» **GIVEN TASK**
Answer these questions using the article on Chrome extensions below.
(a) In what month and year was Chrome released?
(b) According to W3Schools, what percentage of Internet users who visit a major browser use Chrome?
(c) How many Chrome extensions does the article recommend?
== TEXT SHOWN ==
Google Chrome has a whole bunch
of extensions meant to make browsing the Internet better, faster, and more
secure. But which ones do you really need? Start with these nine.
Released in September 2008, Google’s
Chrome Internet browser has wasted no time in dominating the Web. It was
swiftly adopted by users looking for a cleaner, more intuitive interface for
visiting their favorite websites. By May 2012, Chrome hadsurpassed Microsoft’s
Internet Explorer, claiming 310 million users and nearing 40 percent of all
Internet browser users.
Today, according to W3Schools, a popular web developer information
website, Chrome users make up 54.1 percent of all Internet users who visit a
major browser (a list which also includes IE, Firefox, Safari, and Opera). It’s
a rate that continues to grow.
For most, it’s a simple user
experience. You open your browser, check your email, maybe read The Daily
Beast, check Facebook, and sign off. But for some Chrome power users, like
yours truly, there exists a suite of available Chrome extensions that can make
all the difference.
I’m here to tell you my favorites.
Simply download these nine Chrome extensions to hack your Internet browsing experience and make
it better, faster, and more secure. And if you’ve got a few favorites of your
own, I’d love to hear all about them in the comments.
===
== ENTRIES ==
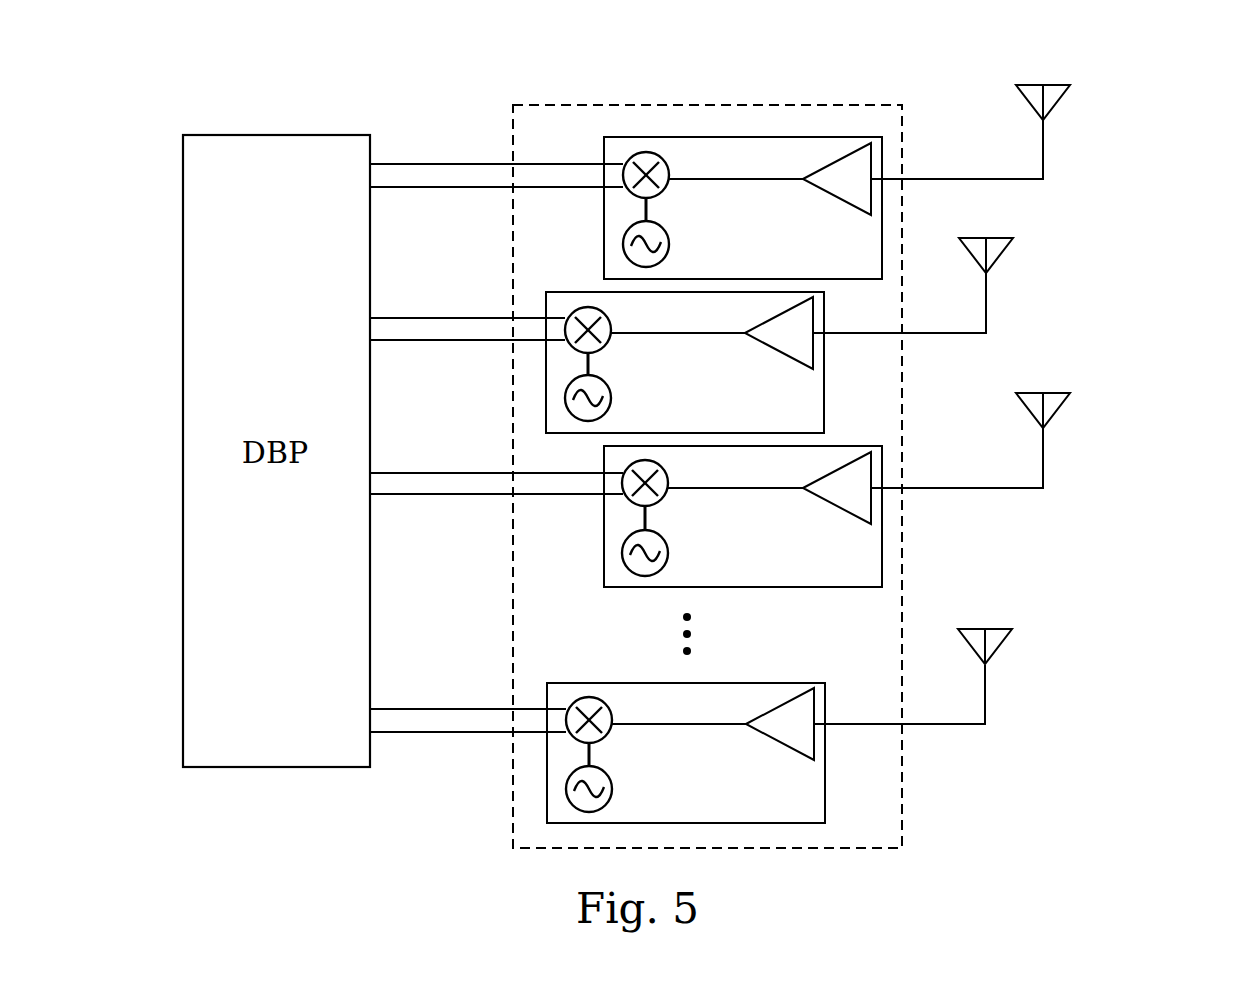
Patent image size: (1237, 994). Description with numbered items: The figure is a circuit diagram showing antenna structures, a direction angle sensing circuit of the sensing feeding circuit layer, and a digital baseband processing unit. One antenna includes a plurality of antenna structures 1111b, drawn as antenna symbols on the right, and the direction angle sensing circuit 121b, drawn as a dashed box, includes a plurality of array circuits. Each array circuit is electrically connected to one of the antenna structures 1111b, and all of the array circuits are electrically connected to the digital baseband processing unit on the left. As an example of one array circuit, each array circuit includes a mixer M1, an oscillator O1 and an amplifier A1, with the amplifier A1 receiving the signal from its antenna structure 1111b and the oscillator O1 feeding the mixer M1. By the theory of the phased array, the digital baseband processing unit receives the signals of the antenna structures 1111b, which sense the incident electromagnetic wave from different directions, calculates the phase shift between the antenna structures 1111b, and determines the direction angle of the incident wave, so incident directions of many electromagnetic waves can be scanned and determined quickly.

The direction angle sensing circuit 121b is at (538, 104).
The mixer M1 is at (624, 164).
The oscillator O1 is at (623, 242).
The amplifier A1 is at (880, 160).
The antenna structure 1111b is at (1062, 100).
===
== ENTRIES ==
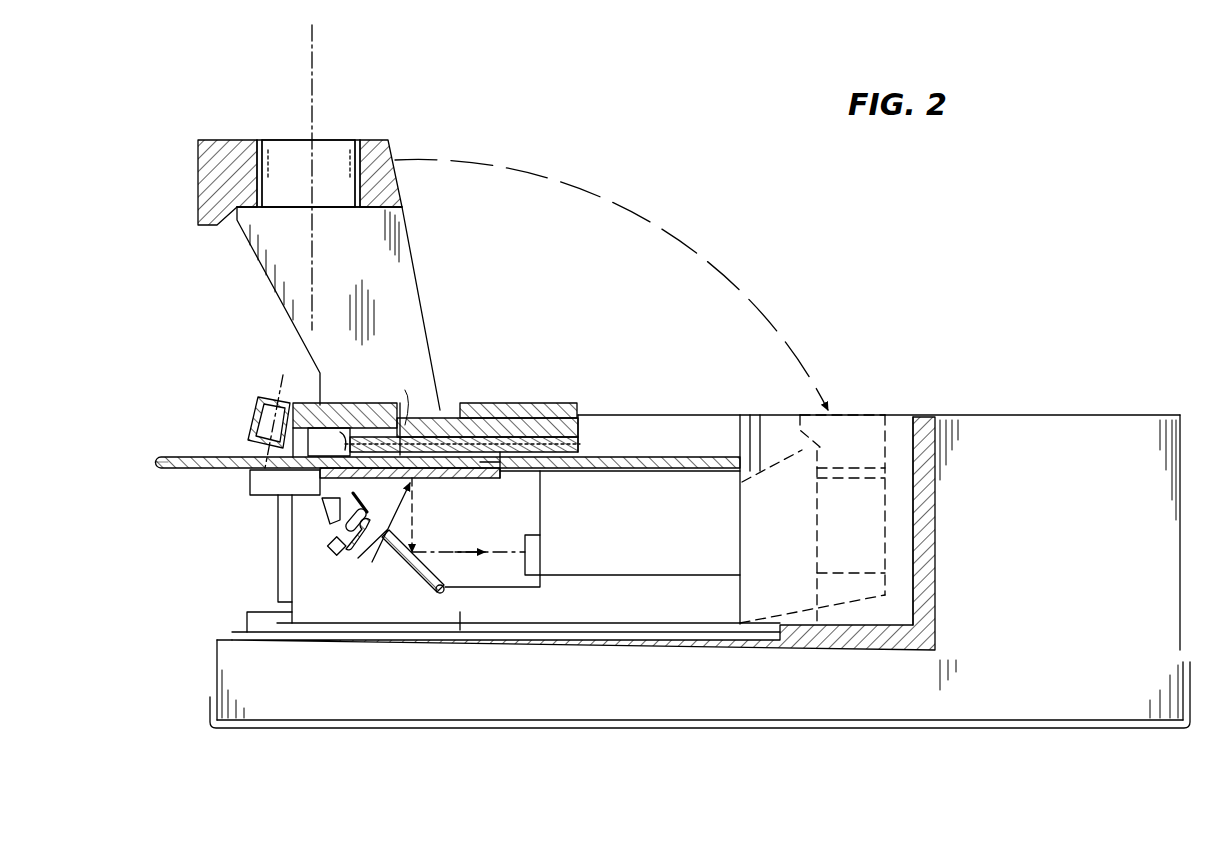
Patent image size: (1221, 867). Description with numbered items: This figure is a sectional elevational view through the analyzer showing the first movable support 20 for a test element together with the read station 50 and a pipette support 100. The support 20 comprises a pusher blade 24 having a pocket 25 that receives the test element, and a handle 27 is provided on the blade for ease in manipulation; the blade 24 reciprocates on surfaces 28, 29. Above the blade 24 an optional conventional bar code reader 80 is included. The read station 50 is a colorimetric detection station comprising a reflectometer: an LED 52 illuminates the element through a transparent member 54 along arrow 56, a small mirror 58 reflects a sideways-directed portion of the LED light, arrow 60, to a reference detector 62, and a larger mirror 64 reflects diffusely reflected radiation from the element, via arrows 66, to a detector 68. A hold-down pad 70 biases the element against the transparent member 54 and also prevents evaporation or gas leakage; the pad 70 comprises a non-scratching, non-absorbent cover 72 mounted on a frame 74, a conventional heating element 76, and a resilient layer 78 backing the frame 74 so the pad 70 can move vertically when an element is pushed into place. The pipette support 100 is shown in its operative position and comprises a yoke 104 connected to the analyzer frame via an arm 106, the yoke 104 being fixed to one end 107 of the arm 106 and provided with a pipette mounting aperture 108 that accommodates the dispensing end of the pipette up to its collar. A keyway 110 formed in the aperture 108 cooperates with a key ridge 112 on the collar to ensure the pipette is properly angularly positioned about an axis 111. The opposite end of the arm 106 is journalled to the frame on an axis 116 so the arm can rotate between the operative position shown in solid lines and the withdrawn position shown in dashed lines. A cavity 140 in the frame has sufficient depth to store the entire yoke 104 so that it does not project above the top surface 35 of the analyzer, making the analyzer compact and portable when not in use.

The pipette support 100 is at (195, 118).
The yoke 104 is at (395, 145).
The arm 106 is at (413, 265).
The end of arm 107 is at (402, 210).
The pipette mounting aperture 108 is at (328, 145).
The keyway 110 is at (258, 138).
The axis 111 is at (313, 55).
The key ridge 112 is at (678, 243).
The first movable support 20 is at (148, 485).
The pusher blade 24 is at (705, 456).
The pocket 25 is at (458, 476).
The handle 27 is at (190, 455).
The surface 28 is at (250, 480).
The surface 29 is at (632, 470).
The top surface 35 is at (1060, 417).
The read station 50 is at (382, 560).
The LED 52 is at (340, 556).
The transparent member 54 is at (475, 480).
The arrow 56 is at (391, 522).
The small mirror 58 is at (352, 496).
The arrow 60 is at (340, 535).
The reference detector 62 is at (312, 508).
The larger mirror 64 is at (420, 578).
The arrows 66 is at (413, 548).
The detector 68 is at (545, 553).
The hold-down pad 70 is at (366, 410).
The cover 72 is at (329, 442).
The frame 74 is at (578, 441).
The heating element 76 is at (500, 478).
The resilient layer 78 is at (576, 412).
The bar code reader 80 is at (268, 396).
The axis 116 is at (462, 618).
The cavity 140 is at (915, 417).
===
== ENTRIES ==
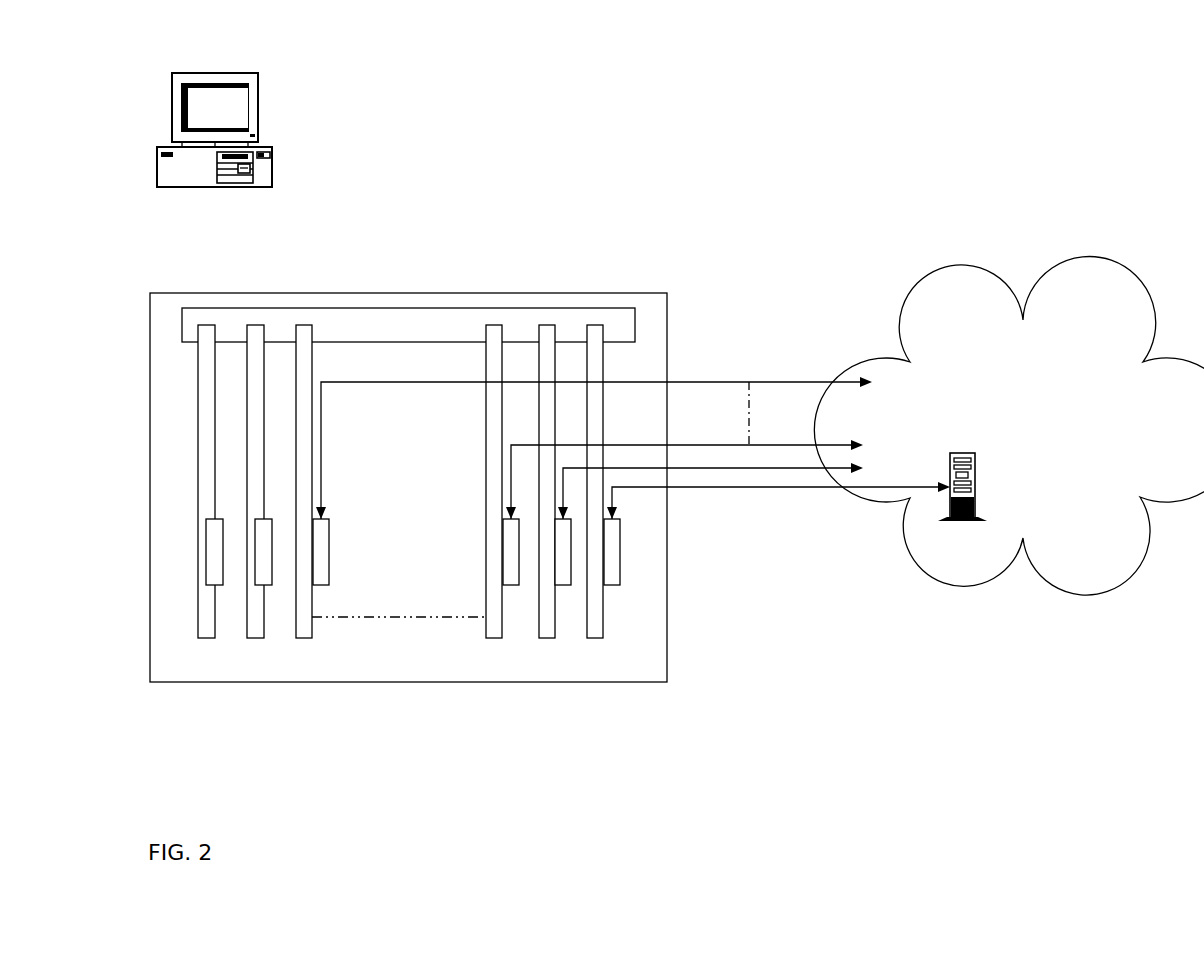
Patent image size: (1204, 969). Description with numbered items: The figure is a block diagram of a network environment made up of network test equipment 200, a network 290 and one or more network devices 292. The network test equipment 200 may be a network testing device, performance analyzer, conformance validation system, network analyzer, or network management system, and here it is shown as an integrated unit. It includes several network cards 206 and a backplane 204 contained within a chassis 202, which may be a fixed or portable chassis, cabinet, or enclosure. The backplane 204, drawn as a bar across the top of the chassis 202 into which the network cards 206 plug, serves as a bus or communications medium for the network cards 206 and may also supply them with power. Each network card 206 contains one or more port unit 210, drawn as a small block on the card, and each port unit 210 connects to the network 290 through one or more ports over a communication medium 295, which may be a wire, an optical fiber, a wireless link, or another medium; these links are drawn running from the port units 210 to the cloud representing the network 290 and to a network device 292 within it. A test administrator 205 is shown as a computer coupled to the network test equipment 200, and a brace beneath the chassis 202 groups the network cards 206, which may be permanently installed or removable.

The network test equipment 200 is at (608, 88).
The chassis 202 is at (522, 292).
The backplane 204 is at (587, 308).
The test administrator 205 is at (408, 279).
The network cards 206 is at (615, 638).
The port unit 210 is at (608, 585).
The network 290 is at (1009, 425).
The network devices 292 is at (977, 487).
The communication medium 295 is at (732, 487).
===
» **OUTPUT OF THE EXERCISE**
(a) September 2008
(b) 54.1 percent
(c) Nine